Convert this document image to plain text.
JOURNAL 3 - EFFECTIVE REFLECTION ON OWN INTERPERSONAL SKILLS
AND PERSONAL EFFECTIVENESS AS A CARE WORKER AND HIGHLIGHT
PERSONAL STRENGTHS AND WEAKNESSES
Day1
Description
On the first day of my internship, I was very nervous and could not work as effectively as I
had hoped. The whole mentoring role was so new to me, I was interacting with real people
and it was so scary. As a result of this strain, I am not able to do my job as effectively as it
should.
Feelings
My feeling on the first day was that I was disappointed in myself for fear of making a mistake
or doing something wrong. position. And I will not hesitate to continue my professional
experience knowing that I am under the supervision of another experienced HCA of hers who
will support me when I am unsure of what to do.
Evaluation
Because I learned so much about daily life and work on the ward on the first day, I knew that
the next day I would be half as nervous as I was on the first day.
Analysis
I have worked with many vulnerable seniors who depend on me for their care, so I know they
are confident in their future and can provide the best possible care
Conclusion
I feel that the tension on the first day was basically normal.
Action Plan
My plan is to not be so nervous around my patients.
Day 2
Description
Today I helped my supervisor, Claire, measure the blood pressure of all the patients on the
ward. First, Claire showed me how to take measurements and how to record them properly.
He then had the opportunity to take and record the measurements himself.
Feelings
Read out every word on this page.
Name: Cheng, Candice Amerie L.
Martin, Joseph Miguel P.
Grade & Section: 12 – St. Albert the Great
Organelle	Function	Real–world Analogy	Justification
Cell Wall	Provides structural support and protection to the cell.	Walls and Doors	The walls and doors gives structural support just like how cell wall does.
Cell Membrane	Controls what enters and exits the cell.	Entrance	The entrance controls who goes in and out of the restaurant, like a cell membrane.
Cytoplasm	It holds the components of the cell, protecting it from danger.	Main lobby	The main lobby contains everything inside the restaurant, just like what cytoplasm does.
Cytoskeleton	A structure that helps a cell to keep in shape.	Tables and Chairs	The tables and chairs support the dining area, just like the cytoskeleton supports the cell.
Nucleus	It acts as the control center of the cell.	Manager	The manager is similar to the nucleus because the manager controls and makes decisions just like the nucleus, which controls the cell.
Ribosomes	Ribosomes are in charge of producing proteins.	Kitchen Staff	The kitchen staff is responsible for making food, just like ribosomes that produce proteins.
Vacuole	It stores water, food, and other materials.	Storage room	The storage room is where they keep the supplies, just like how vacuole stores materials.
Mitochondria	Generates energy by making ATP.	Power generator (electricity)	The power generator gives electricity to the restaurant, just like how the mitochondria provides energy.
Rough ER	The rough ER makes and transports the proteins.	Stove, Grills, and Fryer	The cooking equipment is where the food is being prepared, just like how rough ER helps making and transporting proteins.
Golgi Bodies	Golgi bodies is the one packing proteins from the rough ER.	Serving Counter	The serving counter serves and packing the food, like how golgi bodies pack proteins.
━━━━━━━━
## [ASSIGNMENT]
Reproduce each entry above. Every word must match.

## [RESPONSE FOR THIS EXERCISE]
Convert this document image to plain text.
JOURNAL 3 - EFFECTIVE REFLECTION ON OWN INTERPERSONAL SKILLS
AND PERSONAL EFFECTIVENESS AS A CARE WORKER AND HIGHLIGHT
PERSONAL STRENGTHS AND WEAKNESSES
Day1
Description
On the first day of my internship, I was very nervous and could not work as effectively as I
had hoped. The whole mentoring role was so new to me, I was interacting with real people
and it was so scary. As a result of this strain, I am not able to do my job as effectively as it
should.
Feelings
My feeling on the first day was that I was disappointed in myself for fear of making a mistake
or doing something wrong. position. And I will not hesitate to continue my professional
experience knowing that I am under the supervision of another experienced HCA of hers who
will support me when I am unsure of what to do.
Evaluation
Because I learned so much about daily life and work on the ward on the first day, I knew that
the next day I would be half as nervous as I was on the first day.
Analysis
I have worked with many vulnerable seniors who depend on me for their care, so I know they
are confident in their future and can provide the best possible care
Conclusion
I feel that the tension on the first day was basically normal.
Action Plan
My plan is to not be so nervous around my patients.
Day 2
Description
Today I helped my supervisor, Claire, measure the blood pressure of all the patients on the
ward. First, Claire showed me how to take measurements and how to record them properly.
He then had the opportunity to take and record the measurements himself.
Feelings
Read out every word on this page.
Name: Cheng, Candice Amerie L.
Martin, Joseph Miguel P.
Grade & Section: 12 – St. Albert the Great
Organelle	Function	Real–world Analogy	Justification
Cell Wall	Provides structural support and protection to the cell.	Walls and Doors	The walls and doors gives structural support just like how cell wall does.
Cell Membrane	Controls what enters and exits the cell.	Entrance	The entrance controls who goes in and out of the restaurant, like a cell membrane.
Cytoplasm	It holds the components of the cell, protecting it from danger.	Main lobby	The main lobby contains everything inside the restaurant, just like what cytoplasm does.
Cytoskeleton	A structure that helps a cell to keep in shape.	Tables and Chairs	The tables and chairs support the dining area, just like the cytoskeleton supports the cell.
Nucleus	It acts as the control center of the cell.	Manager	The manager is similar to the nucleus because the manager controls and makes decisions just like the nucleus, which controls the cell.
Ribosomes	Ribosomes are in charge of producing proteins.	Kitchen Staff	The kitchen staff is responsible for making food, just like ribosomes that produce proteins.
Vacuole	It stores water, food, and other materials.	Storage room	The storage room is where they keep the supplies, just like how vacuole stores materials.
Mitochondria	Generates energy by making ATP.	Power generator (electricity)	The power generator gives electricity to the restaurant, just like how the mitochondria provides energy.
Rough ER	The rough ER makes and transports the proteins.	Stove, Grills, and Fryer	The cooking equipment is where the food is being prepared, just like how rough ER helps making and transporting proteins.
Golgi Bodies	Golgi bodies is the one packing proteins from the rough ER.	Serving Counter	The serving counter serves and packing the food, like how golgi bodies pack proteins.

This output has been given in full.